*Records about charts and figures*:
+--
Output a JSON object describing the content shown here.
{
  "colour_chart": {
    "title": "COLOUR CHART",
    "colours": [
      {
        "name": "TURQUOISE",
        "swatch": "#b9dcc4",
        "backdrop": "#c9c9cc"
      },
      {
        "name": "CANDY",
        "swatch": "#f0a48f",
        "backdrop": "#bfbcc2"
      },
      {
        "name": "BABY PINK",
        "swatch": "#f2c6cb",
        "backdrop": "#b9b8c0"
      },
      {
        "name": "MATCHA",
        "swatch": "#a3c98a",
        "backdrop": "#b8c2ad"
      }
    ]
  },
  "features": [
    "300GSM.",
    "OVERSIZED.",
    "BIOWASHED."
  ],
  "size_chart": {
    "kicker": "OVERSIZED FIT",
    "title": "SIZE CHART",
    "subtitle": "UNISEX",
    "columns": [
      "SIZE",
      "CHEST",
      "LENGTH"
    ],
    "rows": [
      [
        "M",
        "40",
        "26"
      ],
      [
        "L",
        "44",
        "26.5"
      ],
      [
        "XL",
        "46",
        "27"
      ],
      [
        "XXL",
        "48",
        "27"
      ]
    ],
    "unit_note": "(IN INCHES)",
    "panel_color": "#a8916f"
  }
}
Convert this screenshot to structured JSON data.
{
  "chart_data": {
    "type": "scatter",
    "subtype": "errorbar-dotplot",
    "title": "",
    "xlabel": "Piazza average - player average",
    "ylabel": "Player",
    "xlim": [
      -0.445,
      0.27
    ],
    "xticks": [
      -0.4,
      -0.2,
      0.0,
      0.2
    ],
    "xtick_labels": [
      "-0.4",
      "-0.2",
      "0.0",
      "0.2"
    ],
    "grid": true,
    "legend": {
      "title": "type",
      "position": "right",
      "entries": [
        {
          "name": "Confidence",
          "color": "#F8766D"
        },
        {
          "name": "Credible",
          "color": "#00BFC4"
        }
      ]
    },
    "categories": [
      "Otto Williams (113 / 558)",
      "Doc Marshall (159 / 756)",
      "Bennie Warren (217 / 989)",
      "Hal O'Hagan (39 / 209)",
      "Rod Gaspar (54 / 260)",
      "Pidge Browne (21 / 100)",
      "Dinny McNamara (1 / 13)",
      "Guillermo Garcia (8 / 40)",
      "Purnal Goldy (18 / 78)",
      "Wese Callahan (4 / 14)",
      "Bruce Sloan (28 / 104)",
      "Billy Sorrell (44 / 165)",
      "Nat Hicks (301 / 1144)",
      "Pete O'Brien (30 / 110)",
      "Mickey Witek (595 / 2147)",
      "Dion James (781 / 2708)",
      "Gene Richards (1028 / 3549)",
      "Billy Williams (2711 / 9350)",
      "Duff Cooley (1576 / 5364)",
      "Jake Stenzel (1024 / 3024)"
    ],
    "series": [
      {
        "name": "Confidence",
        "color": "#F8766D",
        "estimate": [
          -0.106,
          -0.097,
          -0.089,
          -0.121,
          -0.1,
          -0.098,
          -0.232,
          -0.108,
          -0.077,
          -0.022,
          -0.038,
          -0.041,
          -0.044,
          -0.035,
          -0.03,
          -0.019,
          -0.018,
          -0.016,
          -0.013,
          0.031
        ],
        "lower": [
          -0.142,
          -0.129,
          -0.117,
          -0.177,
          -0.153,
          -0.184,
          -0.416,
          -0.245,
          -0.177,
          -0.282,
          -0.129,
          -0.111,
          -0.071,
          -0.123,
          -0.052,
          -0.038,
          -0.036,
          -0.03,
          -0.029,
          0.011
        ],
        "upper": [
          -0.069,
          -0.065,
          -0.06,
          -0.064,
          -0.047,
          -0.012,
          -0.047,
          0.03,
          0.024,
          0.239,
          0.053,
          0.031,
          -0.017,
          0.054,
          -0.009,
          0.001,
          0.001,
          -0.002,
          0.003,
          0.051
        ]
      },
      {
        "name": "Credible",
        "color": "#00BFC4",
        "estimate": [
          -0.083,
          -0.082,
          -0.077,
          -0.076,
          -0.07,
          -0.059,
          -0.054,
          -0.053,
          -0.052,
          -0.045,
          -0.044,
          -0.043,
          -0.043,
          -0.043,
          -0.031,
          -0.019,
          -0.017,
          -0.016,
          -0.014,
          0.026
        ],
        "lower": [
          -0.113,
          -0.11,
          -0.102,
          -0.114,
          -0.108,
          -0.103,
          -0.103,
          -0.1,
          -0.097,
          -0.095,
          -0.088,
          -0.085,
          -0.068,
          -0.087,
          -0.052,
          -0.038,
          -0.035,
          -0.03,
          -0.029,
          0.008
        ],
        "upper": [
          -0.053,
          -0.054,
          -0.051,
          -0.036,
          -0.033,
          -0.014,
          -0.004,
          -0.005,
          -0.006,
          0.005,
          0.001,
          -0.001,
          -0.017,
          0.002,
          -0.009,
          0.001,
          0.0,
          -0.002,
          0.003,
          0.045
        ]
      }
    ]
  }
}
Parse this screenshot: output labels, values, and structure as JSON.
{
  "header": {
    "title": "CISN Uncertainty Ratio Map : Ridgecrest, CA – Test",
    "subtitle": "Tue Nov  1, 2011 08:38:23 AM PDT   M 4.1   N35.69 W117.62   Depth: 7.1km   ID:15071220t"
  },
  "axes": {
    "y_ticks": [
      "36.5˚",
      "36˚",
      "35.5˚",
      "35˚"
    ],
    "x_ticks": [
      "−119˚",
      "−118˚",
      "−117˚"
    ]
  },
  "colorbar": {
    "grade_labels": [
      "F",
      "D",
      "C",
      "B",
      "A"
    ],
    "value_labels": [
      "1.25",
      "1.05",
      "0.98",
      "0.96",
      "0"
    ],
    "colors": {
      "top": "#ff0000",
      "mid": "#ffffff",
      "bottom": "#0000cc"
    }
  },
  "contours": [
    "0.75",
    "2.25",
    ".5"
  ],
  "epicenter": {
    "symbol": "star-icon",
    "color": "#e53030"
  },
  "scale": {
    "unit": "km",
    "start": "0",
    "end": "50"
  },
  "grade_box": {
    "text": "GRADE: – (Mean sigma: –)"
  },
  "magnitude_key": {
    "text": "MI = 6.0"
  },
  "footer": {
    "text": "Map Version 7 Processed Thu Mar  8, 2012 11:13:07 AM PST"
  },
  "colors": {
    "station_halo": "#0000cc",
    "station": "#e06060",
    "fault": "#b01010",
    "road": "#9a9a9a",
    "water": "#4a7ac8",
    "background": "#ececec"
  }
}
+--
*Challenge*: Type the whole listing again, unaltered.

*Answer*:
Output a JSON object describing the content shown here.
{
  "colour_chart": {
    "title": "COLOUR CHART",
    "colours": [
      {
        "name": "TURQUOISE",
        "swatch": "#b9dcc4",
        "backdrop": "#c9c9cc"
      },
      {
        "name": "CANDY",
        "swatch": "#f0a48f",
        "backdrop": "#bfbcc2"
      },
      {
        "name": "BABY PINK",
        "swatch": "#f2c6cb",
        "backdrop": "#b9b8c0"
      },
      {
        "name": "MATCHA",
        "swatch": "#a3c98a",
        "backdrop": "#b8c2ad"
      }
    ]
  },
  "features": [
    "300GSM.",
    "OVERSIZED.",
    "BIOWASHED."
  ],
  "size_chart": {
    "kicker": "OVERSIZED FIT",
    "title": "SIZE CHART",
    "subtitle": "UNISEX",
    "columns": [
      "SIZE",
      "CHEST",
      "LENGTH"
    ],
    "rows": [
      [
        "M",
        "40",
        "26"
      ],
      [
        "L",
        "44",
        "26.5"
      ],
      [
        "XL",
        "46",
        "27"
      ],
      [
        "XXL",
        "48",
        "27"
      ]
    ],
    "unit_note": "(IN INCHES)",
    "panel_color": "#a8916f"
  }
}
Convert this screenshot to structured JSON data.
{
  "chart_data": {
    "type": "scatter",
    "subtype": "errorbar-dotplot",
    "title": "",
    "xlabel": "Piazza average - player average",
    "ylabel": "Player",
    "xlim": [
      -0.445,
      0.27
    ],
    "xticks": [
      -0.4,
      -0.2,
      0.0,
      0.2
    ],
    "xtick_labels": [
      "-0.4",
      "-0.2",
      "0.0",
      "0.2"
    ],
    "grid": true,
    "legend": {
      "title": "type",
      "position": "right",
      "entries": [
        {
          "name": "Confidence",
          "color": "#F8766D"
        },
        {
          "name": "Credible",
          "color": "#00BFC4"
        }
      ]
    },
    "categories": [
      "Otto Williams (113 / 558)",
      "Doc Marshall (159 / 756)",
      "Bennie Warren (217 / 989)",
      "Hal O'Hagan (39 / 209)",
      "Rod Gaspar (54 / 260)",
      "Pidge Browne (21 / 100)",
      "Dinny McNamara (1 / 13)",
      "Guillermo Garcia (8 / 40)",
      "Purnal Goldy (18 / 78)",
      "Wese Callahan (4 / 14)",
      "Bruce Sloan (28 / 104)",
      "Billy Sorrell (44 / 165)",
      "Nat Hicks (301 / 1144)",
      "Pete O'Brien (30 / 110)",
      "Mickey Witek (595 / 2147)",
      "Dion James (781 / 2708)",
      "Gene Richards (1028 / 3549)",
      "Billy Williams (2711 / 9350)",
      "Duff Cooley (1576 / 5364)",
      "Jake Stenzel (1024 / 3024)"
    ],
    "series": [
      {
        "name": "Confidence",
        "color": "#F8766D",
        "estimate": [
          -0.106,
          -0.097,
          -0.089,
          -0.121,
          -0.1,
          -0.098,
          -0.232,
          -0.108,
          -0.077,
          -0.022,
          -0.038,
          -0.041,
          -0.044,
          -0.035,
          -0.03,
          -0.019,
          -0.018,
          -0.016,
          -0.013,
          0.031
        ],
        "lower": [
          -0.142,
          -0.129,
          -0.117,
          -0.177,
          -0.153,
          -0.184,
          -0.416,
          -0.245,
          -0.177,
          -0.282,
          -0.129,
          -0.111,
          -0.071,
          -0.123,
          -0.052,
          -0.038,
          -0.036,
          -0.03,
          -0.029,
          0.011
        ],
        "upper": [
          -0.069,
          -0.065,
          -0.06,
          -0.064,
          -0.047,
          -0.012,
          -0.047,
          0.03,
          0.024,
          0.239,
          0.053,
          0.031,
          -0.017,
          0.054,
          -0.009,
          0.001,
          0.001,
          -0.002,
          0.003,
          0.051
        ]
      },
      {
        "name": "Credible",
        "color": "#00BFC4",
        "estimate": [
          -0.083,
          -0.082,
          -0.077,
          -0.076,
          -0.07,
          -0.059,
          -0.054,
          -0.053,
          -0.052,
          -0.045,
          -0.044,
          -0.043,
          -0.043,
          -0.043,
          -0.031,
          -0.019,
          -0.017,
          -0.016,
          -0.014,
          0.026
        ],
        "lower": [
          -0.113,
          -0.11,
          -0.102,
          -0.114,
          -0.108,
          -0.103,
          -0.103,
          -0.1,
          -0.097,
          -0.095,
          -0.088,
          -0.085,
          -0.068,
          -0.087,
          -0.052,
          -0.038,
          -0.035,
          -0.03,
          -0.029,
          0.008
        ],
        "upper": [
          -0.053,
          -0.054,
          -0.051,
          -0.036,
          -0.033,
          -0.014,
          -0.004,
          -0.005,
          -0.006,
          0.005,
          0.001,
          -0.001,
          -0.017,
          0.002,
          -0.009,
          0.001,
          0.0,
          -0.002,
          0.003,
          0.045
        ]
      }
    ]
  }
}
Parse this screenshot: output labels, values, and structure as JSON.
{
  "header": {
    "title": "CISN Uncertainty Ratio Map : Ridgecrest, CA – Test",
    "subtitle": "Tue Nov  1, 2011 08:38:23 AM PDT   M 4.1   N35.69 W117.62   Depth: 7.1km   ID:15071220t"
  },
  "axes": {
    "y_ticks": [
      "36.5˚",
      "36˚",
      "35.5˚",
      "35˚"
    ],
    "x_ticks": [
      "−119˚",
      "−118˚",
      "−117˚"
    ]
  },
  "colorbar": {
    "grade_labels": [
      "F",
      "D",
      "C",
      "B",
      "A"
    ],
    "value_labels": [
      "1.25",
      "1.05",
      "0.98",
      "0.96",
      "0"
    ],
    "colors": {
      "top": "#ff0000",
      "mid": "#ffffff",
      "bottom": "#0000cc"
    }
  },
  "contours": [
    "0.75",
    "2.25",
    ".5"
  ],
  "epicenter": {
    "symbol": "star-icon",
    "color": "#e53030"
  },
  "scale": {
    "unit": "km",
    "start": "0",
    "end": "50"
  },
  "grade_box": {
    "text": "GRADE: – (Mean sigma: –)"
  },
  "magnitude_key": {
    "text": "MI = 6.0"
  },
  "footer": {
    "text": "Map Version 7 Processed Thu Mar  8, 2012 11:13:07 AM PST"
  },
  "colors": {
    "station_halo": "#0000cc",
    "station": "#e06060",
    "fault": "#b01010",
    "road": "#9a9a9a",
    "water": "#4a7ac8",
    "background": "#ececec"
  }
}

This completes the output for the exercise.